**Requirement**:
Every line that contains the word "Usage" should be copied.

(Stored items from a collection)
----------
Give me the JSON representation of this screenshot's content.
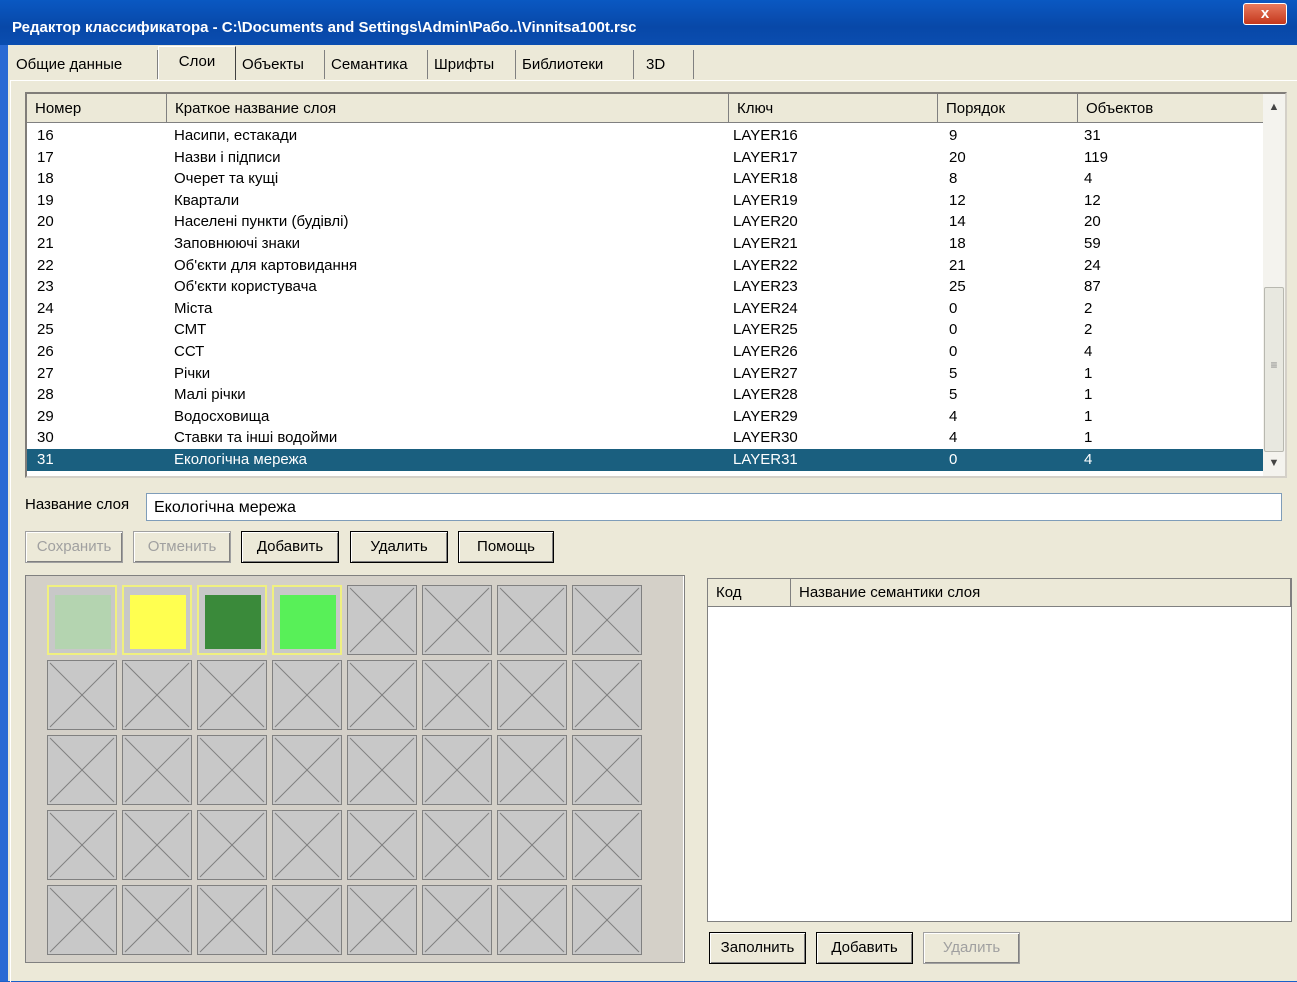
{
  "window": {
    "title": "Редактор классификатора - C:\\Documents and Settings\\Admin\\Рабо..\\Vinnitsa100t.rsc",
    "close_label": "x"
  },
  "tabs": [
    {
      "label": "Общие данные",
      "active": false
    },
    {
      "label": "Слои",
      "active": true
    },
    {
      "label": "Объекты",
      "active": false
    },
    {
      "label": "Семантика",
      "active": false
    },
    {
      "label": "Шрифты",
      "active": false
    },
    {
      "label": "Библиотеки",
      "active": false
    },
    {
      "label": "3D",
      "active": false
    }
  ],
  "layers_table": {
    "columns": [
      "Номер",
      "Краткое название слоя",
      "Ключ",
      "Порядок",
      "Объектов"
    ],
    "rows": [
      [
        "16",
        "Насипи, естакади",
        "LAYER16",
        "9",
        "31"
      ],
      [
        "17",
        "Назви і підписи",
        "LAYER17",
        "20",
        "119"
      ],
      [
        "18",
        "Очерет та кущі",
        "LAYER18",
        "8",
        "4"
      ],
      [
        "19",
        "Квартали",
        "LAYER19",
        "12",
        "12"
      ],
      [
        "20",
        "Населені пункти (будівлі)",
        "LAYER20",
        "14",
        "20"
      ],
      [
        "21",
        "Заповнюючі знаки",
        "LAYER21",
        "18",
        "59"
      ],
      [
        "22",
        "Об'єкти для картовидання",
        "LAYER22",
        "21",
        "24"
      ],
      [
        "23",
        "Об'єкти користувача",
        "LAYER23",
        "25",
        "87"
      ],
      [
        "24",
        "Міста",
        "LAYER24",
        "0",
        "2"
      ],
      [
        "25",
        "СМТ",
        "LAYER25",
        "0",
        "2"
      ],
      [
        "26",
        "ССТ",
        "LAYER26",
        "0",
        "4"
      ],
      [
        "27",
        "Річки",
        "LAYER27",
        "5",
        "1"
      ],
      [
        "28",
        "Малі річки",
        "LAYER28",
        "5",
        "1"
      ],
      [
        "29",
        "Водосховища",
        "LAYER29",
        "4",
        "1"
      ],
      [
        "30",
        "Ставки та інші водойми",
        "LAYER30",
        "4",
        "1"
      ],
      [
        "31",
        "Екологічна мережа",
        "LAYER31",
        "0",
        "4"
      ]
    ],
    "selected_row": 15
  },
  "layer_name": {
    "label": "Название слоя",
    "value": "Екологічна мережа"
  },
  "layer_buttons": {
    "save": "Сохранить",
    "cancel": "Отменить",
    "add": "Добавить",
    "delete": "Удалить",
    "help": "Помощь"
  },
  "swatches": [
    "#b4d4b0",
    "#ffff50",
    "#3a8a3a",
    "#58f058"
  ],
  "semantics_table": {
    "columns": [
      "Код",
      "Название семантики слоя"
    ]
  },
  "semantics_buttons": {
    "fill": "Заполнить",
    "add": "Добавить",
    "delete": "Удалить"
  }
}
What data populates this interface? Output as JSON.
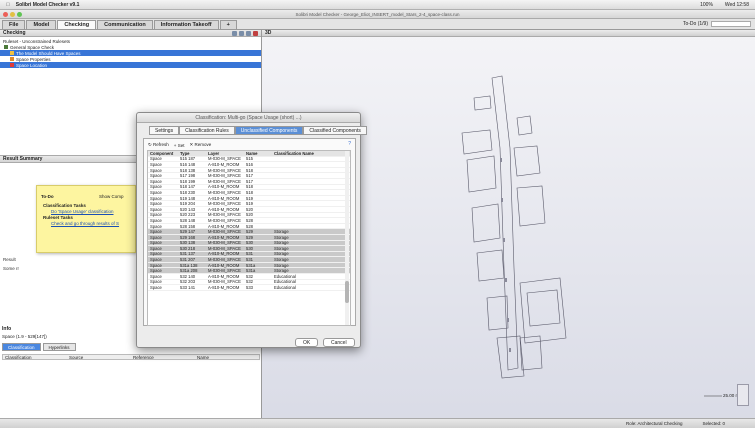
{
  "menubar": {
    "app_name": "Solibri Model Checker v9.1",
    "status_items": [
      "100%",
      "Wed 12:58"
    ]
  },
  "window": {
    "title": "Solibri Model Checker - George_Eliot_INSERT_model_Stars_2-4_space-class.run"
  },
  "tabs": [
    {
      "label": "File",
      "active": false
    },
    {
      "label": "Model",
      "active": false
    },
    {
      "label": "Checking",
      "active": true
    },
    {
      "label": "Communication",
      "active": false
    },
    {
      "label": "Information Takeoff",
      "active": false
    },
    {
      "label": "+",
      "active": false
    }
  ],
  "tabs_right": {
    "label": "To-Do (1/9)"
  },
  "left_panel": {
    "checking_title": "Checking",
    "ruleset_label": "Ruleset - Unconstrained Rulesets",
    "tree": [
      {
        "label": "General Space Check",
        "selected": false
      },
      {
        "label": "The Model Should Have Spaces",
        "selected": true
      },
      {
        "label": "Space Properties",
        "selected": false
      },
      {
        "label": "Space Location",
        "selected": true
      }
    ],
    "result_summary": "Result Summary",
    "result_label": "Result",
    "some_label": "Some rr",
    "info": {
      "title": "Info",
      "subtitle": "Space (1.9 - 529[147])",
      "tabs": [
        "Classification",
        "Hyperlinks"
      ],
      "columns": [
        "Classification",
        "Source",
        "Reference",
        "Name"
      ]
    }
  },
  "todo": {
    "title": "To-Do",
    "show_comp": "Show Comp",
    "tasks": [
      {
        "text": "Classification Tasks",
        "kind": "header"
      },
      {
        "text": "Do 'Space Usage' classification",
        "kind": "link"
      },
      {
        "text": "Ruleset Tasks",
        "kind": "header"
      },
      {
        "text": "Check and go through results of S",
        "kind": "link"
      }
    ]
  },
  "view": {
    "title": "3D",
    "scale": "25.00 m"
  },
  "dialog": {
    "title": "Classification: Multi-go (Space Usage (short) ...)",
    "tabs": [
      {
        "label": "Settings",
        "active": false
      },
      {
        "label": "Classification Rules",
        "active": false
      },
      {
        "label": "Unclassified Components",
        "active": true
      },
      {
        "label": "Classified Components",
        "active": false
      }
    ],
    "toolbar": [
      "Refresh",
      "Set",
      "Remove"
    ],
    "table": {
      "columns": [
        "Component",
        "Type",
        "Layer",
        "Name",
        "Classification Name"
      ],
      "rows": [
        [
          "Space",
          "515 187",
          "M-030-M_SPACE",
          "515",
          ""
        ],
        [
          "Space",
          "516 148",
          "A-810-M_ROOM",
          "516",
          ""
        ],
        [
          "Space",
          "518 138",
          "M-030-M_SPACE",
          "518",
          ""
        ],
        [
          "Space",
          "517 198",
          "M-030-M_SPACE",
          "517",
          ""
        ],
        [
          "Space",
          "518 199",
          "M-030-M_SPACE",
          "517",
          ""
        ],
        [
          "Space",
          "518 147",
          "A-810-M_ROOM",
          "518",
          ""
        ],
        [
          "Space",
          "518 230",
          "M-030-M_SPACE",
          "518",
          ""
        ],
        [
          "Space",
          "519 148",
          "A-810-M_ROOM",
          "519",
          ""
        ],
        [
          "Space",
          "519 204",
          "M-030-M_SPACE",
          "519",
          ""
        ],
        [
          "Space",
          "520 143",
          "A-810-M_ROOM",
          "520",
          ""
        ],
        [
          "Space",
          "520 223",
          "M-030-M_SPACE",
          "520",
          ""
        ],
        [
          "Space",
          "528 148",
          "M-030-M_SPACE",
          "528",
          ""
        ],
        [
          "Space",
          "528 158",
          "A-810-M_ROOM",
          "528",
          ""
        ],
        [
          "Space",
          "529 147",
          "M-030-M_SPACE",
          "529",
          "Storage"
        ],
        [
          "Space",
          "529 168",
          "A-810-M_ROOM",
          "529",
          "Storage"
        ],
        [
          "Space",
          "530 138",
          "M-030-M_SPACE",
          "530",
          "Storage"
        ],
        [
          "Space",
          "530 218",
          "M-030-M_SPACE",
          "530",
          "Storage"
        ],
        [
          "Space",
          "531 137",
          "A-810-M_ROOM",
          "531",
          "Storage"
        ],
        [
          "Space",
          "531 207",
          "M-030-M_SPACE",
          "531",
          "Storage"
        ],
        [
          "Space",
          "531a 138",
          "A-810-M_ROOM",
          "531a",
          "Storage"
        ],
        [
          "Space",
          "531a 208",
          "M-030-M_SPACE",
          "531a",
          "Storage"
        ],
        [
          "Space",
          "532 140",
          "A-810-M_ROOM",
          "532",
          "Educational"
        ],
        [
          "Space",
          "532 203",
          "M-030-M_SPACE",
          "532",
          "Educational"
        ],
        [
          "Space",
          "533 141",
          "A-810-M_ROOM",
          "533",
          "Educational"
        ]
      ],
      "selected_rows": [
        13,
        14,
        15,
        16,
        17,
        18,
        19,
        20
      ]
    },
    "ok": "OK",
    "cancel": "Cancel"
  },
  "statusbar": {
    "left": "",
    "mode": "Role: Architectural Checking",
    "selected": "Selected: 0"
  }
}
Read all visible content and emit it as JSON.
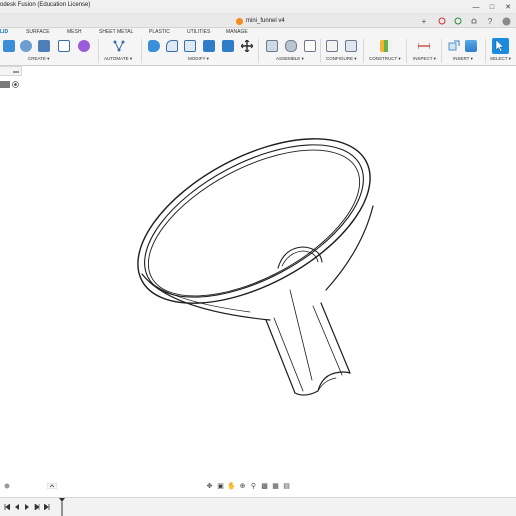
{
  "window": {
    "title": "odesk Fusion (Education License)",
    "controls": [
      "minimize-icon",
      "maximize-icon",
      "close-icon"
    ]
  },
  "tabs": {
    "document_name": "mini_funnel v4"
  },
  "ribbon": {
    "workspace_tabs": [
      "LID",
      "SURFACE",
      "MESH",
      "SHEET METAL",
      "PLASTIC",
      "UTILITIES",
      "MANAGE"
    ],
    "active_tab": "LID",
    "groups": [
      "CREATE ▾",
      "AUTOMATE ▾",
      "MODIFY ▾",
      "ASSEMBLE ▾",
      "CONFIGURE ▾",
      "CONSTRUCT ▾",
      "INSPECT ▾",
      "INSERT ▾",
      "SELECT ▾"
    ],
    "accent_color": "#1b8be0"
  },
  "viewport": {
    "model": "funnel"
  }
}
----------
**Task output**:
        "text": "Do 'Space Usage' classification",
    "title": "Classification: Multi-go (Space Usage (short) ...)",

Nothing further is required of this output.